- _Listing_

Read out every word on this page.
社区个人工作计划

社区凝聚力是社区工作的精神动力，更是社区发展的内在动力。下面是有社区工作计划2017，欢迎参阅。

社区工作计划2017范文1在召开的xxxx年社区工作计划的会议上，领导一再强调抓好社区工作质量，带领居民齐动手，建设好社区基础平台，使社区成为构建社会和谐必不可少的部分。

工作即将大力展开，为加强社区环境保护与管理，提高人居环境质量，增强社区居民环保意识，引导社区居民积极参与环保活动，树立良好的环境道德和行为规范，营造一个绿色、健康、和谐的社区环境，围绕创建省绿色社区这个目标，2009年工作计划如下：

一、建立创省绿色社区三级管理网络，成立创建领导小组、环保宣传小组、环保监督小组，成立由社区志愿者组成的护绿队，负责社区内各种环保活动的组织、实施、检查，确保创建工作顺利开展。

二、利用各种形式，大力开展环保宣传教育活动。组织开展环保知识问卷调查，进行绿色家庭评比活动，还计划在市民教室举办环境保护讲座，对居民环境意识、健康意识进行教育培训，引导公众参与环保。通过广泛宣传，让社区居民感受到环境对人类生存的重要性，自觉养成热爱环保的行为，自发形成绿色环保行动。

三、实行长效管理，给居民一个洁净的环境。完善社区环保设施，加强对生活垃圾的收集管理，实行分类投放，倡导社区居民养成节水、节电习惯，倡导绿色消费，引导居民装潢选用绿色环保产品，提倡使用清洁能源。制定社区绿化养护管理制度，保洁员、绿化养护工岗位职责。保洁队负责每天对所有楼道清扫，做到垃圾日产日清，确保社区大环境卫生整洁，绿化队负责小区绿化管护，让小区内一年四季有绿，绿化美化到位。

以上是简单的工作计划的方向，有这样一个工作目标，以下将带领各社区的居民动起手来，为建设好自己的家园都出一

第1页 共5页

==

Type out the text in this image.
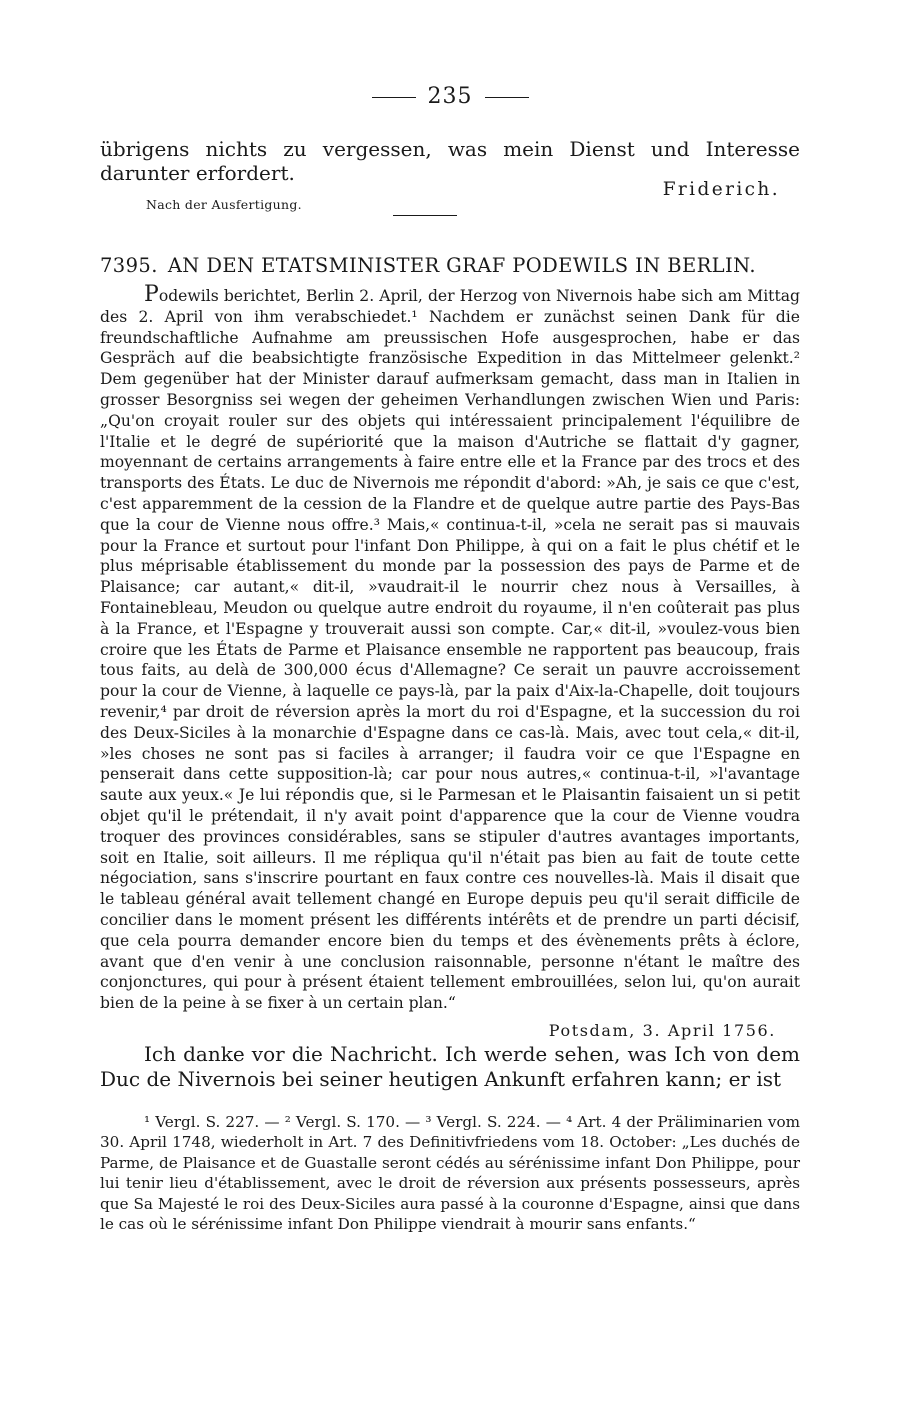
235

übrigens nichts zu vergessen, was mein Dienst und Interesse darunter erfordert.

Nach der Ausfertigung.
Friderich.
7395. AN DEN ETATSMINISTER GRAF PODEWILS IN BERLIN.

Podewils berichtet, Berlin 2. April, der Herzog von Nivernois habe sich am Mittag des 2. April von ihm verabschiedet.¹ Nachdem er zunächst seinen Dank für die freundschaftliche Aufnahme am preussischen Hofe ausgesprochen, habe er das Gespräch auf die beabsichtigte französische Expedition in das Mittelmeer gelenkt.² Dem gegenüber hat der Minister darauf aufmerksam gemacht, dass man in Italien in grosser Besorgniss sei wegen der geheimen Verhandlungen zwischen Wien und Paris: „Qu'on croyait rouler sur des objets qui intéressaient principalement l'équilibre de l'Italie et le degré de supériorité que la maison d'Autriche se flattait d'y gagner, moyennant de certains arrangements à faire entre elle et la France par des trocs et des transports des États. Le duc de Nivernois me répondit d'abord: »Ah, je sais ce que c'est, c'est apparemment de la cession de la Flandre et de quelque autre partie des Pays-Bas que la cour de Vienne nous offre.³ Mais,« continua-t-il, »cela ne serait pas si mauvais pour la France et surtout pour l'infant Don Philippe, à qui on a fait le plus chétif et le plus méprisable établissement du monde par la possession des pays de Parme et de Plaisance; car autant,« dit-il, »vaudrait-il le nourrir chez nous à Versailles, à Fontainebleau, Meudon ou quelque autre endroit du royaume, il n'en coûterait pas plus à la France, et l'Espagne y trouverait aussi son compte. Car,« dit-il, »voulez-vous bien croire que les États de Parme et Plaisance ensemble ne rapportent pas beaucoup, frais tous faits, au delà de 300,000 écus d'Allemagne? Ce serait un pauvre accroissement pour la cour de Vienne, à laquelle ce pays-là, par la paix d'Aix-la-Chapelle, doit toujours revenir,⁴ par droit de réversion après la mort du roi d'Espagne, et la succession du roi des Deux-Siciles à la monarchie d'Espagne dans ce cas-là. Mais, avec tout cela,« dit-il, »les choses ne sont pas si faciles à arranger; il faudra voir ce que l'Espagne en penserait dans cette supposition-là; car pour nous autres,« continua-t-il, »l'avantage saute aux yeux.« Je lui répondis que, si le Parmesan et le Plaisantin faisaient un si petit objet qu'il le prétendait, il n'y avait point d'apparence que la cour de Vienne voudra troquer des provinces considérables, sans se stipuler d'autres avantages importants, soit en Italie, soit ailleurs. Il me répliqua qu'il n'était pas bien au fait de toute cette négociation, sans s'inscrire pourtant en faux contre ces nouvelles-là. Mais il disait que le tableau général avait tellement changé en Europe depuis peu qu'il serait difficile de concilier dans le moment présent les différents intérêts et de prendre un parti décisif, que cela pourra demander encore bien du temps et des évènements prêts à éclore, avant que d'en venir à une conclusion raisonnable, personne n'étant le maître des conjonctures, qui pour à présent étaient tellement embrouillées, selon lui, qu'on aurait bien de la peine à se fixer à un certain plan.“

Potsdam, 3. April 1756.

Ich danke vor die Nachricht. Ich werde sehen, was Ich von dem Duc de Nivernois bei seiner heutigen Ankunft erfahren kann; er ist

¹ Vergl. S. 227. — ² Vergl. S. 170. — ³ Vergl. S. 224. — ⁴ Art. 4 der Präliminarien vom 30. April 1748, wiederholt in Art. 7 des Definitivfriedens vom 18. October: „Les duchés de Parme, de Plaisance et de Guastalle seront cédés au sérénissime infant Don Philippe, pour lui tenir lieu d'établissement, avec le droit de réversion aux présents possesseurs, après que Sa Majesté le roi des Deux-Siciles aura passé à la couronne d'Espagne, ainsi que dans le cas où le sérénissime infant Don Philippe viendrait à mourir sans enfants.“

- _The request_
The required answer is a single number: the count of lines in the entries that hold the string "this".

- _Response to the exercise_
2